# start of Input rows

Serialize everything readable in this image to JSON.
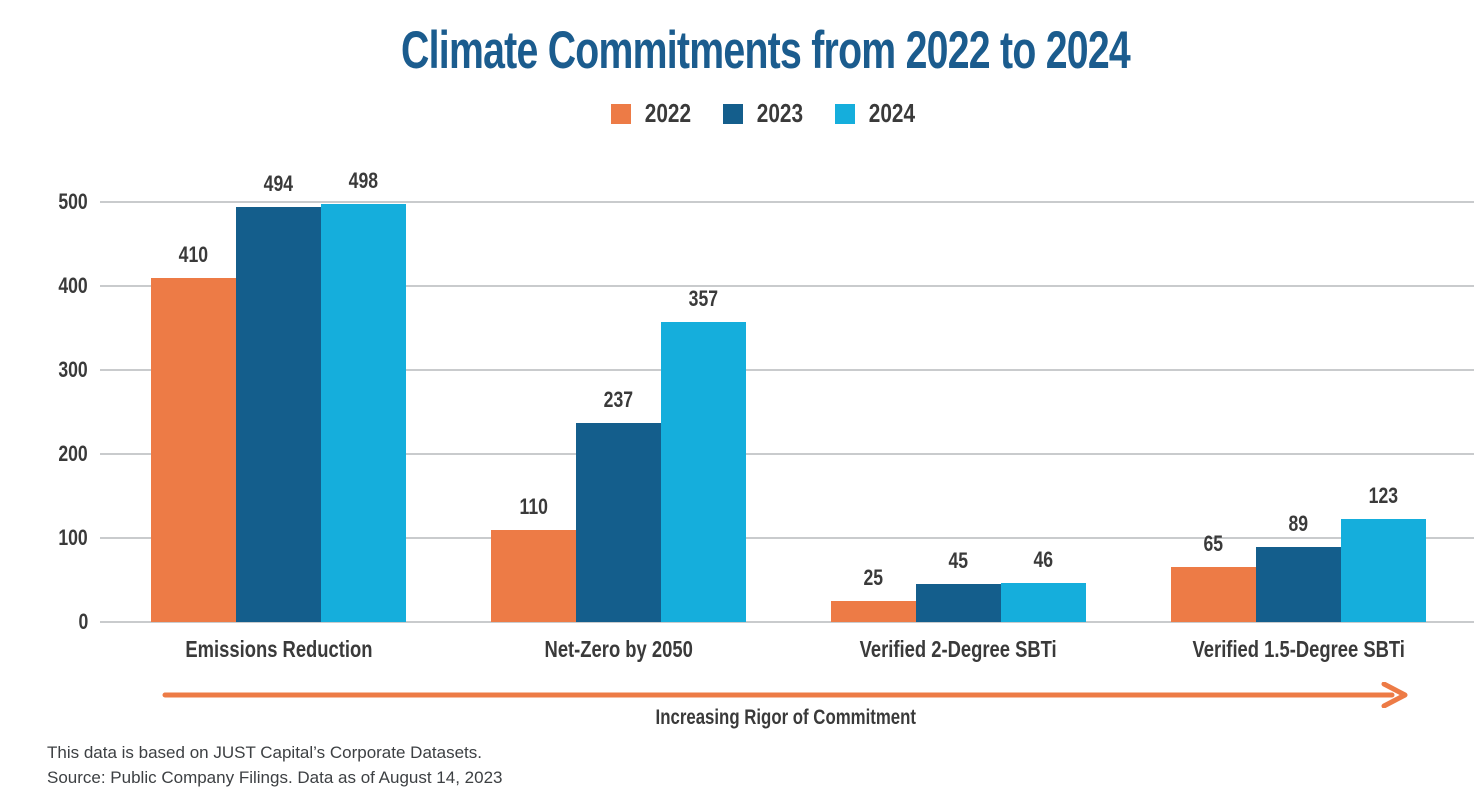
{
  "title": "Climate Commitments from 2022 to 2024",
  "colors": {
    "title": "#1b5c8e",
    "text": "#3a3a3a",
    "grid": "#c9cbcd",
    "footer_text": "#3d4043",
    "arrow": "#ed7b46",
    "series_2022": "#ed7b46",
    "series_2023": "#145e8c",
    "series_2024": "#15aedc"
  },
  "legend": {
    "items": [
      {
        "label": "2022",
        "color": "#ed7b46"
      },
      {
        "label": "2023",
        "color": "#145e8c"
      },
      {
        "label": "2024",
        "color": "#15aedc"
      }
    ]
  },
  "chart_data": {
    "type": "bar",
    "title": "Climate Commitments from 2022 to 2024",
    "categories": [
      "Emissions Reduction",
      "Net-Zero by 2050",
      "Verified 2-Degree SBTi",
      "Verified 1.5-Degree SBTi"
    ],
    "series": [
      {
        "name": "2022",
        "color": "#ed7b46",
        "values": [
          410,
          110,
          25,
          65
        ]
      },
      {
        "name": "2023",
        "color": "#145e8c",
        "values": [
          494,
          237,
          45,
          89
        ]
      },
      {
        "name": "2024",
        "color": "#15aedc",
        "values": [
          498,
          357,
          46,
          123
        ]
      }
    ],
    "xlabel": "Increasing Rigor of Commitment",
    "ylabel": "",
    "ylim": [
      0,
      500
    ],
    "yticks": [
      0,
      100,
      200,
      300,
      400,
      500
    ],
    "grid": "horizontal-only",
    "legend_position": "top-center",
    "bar_value_labels": true
  },
  "annotation": {
    "arrow_label": "Increasing Rigor of Commitment"
  },
  "footer": {
    "line1": "This data is based on JUST Capital’s Corporate Datasets.",
    "line2": "Source: Public Company Filings. Data as of August 14, 2023"
  }
}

# end of Input rows

-- Work instructions --
Without the pictures, write out the whole listing above exactly as it appears.

-- Output of the exercise --
Serialize everything readable in this image to JSON.
{
  "title": "Climate Commitments from 2022 to 2024",
  "colors": {
    "title": "#1b5c8e",
    "text": "#3a3a3a",
    "grid": "#c9cbcd",
    "footer_text": "#3d4043",
    "arrow": "#ed7b46",
    "series_2022": "#ed7b46",
    "series_2023": "#145e8c",
    "series_2024": "#15aedc"
  },
  "legend": {
    "items": [
      {
        "label": "2022",
        "color": "#ed7b46"
      },
      {
        "label": "2023",
        "color": "#145e8c"
      },
      {
        "label": "2024",
        "color": "#15aedc"
      }
    ]
  },
  "chart_data": {
    "type": "bar",
    "title": "Climate Commitments from 2022 to 2024",
    "categories": [
      "Emissions Reduction",
      "Net-Zero by 2050",
      "Verified 2-Degree SBTi",
      "Verified 1.5-Degree SBTi"
    ],
    "series": [
      {
        "name": "2022",
        "color": "#ed7b46",
        "values": [
          410,
          110,
          25,
          65
        ]
      },
      {
        "name": "2023",
        "color": "#145e8c",
        "values": [
          494,
          237,
          45,
          89
        ]
      },
      {
        "name": "2024",
        "color": "#15aedc",
        "values": [
          498,
          357,
          46,
          123
        ]
      }
    ],
    "xlabel": "Increasing Rigor of Commitment",
    "ylabel": "",
    "ylim": [
      0,
      500
    ],
    "yticks": [
      0,
      100,
      200,
      300,
      400,
      500
    ],
    "grid": "horizontal-only",
    "legend_position": "top-center",
    "bar_value_labels": true
  },
  "annotation": {
    "arrow_label": "Increasing Rigor of Commitment"
  },
  "footer": {
    "line1": "This data is based on JUST Capital’s Corporate Datasets.",
    "line2": "Source: Public Company Filings. Data as of August 14, 2023"
  }
}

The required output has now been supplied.